Work required:
Find the lines below that contain the string "this". Copy each one.

Dataset listings of figures:

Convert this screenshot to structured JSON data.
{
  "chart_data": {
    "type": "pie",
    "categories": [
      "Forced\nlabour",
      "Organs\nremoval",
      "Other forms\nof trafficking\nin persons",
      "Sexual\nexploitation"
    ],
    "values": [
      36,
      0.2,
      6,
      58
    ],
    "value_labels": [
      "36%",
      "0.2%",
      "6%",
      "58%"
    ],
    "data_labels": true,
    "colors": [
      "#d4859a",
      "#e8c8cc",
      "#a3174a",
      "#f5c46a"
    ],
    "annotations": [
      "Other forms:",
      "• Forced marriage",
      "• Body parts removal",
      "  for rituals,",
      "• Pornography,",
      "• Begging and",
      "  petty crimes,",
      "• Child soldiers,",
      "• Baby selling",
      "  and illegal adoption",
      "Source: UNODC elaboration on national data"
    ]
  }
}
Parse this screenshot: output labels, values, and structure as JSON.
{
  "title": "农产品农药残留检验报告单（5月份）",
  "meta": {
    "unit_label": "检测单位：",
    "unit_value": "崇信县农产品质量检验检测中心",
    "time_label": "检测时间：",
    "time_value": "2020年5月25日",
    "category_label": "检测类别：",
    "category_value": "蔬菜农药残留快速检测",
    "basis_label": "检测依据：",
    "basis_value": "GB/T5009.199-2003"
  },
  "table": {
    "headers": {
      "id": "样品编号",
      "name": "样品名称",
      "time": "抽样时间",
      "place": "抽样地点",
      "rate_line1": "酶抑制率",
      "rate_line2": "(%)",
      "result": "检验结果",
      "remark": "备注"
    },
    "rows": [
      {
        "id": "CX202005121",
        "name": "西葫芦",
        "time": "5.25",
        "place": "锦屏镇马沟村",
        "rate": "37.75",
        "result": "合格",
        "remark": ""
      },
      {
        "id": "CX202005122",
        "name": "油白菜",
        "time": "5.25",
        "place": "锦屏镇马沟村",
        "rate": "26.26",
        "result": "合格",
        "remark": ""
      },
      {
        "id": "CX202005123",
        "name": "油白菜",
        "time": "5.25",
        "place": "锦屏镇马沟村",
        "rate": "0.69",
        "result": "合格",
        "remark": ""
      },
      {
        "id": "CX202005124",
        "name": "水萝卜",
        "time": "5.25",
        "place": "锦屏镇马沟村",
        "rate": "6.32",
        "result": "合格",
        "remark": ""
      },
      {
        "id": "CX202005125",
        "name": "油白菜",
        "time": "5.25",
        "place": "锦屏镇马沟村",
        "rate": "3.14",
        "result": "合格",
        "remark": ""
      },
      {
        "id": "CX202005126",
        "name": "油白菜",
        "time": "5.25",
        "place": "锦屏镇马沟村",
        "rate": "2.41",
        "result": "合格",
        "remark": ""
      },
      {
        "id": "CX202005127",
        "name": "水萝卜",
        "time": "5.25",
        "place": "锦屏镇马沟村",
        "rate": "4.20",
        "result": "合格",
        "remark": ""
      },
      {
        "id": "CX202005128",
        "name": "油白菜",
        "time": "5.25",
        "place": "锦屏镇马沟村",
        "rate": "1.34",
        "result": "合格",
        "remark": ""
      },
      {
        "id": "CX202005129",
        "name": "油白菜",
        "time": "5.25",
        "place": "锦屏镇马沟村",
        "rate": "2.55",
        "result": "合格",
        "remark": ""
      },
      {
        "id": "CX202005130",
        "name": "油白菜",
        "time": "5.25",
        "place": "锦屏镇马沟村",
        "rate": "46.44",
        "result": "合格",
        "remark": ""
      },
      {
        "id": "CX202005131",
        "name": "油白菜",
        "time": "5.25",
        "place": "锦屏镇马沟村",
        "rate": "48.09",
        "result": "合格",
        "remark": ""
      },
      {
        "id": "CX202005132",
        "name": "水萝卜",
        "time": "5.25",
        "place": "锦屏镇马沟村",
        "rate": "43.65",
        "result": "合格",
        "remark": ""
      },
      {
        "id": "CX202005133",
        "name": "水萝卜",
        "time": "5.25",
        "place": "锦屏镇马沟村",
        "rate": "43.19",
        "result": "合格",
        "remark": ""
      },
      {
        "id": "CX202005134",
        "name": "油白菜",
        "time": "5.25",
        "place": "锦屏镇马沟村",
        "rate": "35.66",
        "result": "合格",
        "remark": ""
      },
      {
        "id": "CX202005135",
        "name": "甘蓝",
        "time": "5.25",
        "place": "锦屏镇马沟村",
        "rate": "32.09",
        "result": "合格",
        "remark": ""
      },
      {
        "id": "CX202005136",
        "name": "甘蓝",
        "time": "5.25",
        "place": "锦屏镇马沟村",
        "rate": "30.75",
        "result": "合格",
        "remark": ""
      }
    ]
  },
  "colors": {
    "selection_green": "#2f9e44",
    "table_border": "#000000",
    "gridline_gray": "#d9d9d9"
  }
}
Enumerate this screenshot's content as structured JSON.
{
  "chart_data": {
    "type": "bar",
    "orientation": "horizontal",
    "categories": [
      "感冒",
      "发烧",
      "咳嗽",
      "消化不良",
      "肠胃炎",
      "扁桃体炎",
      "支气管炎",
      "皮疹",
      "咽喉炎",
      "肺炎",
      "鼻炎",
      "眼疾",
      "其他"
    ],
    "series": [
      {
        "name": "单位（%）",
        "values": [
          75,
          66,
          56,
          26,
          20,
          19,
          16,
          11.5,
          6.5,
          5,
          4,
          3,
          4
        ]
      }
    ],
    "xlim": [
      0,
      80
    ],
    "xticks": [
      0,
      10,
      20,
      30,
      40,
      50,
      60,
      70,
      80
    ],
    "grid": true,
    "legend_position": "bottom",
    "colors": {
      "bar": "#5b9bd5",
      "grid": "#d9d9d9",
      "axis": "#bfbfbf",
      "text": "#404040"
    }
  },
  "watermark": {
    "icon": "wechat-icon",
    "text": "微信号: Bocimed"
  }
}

Worked answer:
Convert this screenshot to structured JSON data.
Parse this screenshot: output labels, values, and structure as JSON.
Enumerate this screenshot's content as structured JSON.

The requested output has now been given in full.